== RECORD LIST ==
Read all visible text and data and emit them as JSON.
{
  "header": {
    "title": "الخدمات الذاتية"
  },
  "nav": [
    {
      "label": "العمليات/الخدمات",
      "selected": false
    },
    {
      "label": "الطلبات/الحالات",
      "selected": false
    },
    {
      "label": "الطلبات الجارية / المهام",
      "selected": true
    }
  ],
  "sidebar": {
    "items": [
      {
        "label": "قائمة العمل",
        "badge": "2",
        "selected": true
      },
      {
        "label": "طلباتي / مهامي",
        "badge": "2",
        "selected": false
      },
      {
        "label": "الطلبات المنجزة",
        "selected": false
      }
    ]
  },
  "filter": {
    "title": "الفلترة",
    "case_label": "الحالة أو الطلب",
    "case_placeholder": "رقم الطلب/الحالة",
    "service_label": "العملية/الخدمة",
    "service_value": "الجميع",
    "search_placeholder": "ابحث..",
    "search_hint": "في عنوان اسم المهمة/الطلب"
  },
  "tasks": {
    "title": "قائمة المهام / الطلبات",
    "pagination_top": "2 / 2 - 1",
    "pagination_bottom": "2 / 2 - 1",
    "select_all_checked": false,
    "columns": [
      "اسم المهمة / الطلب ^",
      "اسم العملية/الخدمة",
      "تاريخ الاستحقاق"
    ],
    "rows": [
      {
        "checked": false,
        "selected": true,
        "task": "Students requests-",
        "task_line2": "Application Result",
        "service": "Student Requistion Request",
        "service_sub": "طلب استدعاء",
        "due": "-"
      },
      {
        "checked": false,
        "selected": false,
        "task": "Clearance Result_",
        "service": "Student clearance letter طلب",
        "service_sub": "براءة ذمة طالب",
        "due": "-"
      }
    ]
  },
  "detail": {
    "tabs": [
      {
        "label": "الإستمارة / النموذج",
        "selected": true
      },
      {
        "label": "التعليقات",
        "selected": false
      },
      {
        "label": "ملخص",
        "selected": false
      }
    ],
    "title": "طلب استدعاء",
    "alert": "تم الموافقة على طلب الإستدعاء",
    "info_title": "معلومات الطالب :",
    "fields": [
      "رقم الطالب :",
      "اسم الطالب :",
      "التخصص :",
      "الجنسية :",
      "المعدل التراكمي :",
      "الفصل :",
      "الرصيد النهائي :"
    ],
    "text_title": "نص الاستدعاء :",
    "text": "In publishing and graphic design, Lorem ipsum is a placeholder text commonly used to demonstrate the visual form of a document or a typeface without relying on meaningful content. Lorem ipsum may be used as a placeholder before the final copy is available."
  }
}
===
■ **OBJECTIVE**
Write out the whole listing again. Match it word for word.

■ **SOLUTION FOR THIS EXERCISE**
Read all visible text and data and emit them as JSON.
{
  "header": {
    "title": "الخدمات الذاتية"
  },
  "nav": [
    {
      "label": "العمليات/الخدمات",
      "selected": false
    },
    {
      "label": "الطلبات/الحالات",
      "selected": false
    },
    {
      "label": "الطلبات الجارية / المهام",
      "selected": true
    }
  ],
  "sidebar": {
    "items": [
      {
        "label": "قائمة العمل",
        "badge": "2",
        "selected": true
      },
      {
        "label": "طلباتي / مهامي",
        "badge": "2",
        "selected": false
      },
      {
        "label": "الطلبات المنجزة",
        "selected": false
      }
    ]
  },
  "filter": {
    "title": "الفلترة",
    "case_label": "الحالة أو الطلب",
    "case_placeholder": "رقم الطلب/الحالة",
    "service_label": "العملية/الخدمة",
    "service_value": "الجميع",
    "search_placeholder": "ابحث..",
    "search_hint": "في عنوان اسم المهمة/الطلب"
  },
  "tasks": {
    "title": "قائمة المهام / الطلبات",
    "pagination_top": "2 / 2 - 1",
    "pagination_bottom": "2 / 2 - 1",
    "select_all_checked": false,
    "columns": [
      "اسم المهمة / الطلب ^",
      "اسم العملية/الخدمة",
      "تاريخ الاستحقاق"
    ],
    "rows": [
      {
        "checked": false,
        "selected": true,
        "task": "Students requests-",
        "task_line2": "Application Result",
        "service": "Student Requistion Request",
        "service_sub": "طلب استدعاء",
        "due": "-"
      },
      {
        "checked": false,
        "selected": false,
        "task": "Clearance Result_",
        "service": "Student clearance letter طلب",
        "service_sub": "براءة ذمة طالب",
        "due": "-"
      }
    ]
  },
  "detail": {
    "tabs": [
      {
        "label": "الإستمارة / النموذج",
        "selected": true
      },
      {
        "label": "التعليقات",
        "selected": false
      },
      {
        "label": "ملخص",
        "selected": false
      }
    ],
    "title": "طلب استدعاء",
    "alert": "تم الموافقة على طلب الإستدعاء",
    "info_title": "معلومات الطالب :",
    "fields": [
      "رقم الطالب :",
      "اسم الطالب :",
      "التخصص :",
      "الجنسية :",
      "المعدل التراكمي :",
      "الفصل :",
      "الرصيد النهائي :"
    ],
    "text_title": "نص الاستدعاء :",
    "text": "In publishing and graphic design, Lorem ipsum is a placeholder text commonly used to demonstrate the visual form of a document or a typeface without relying on meaningful content. Lorem ipsum may be used as a placeholder before the final copy is available."
  }
}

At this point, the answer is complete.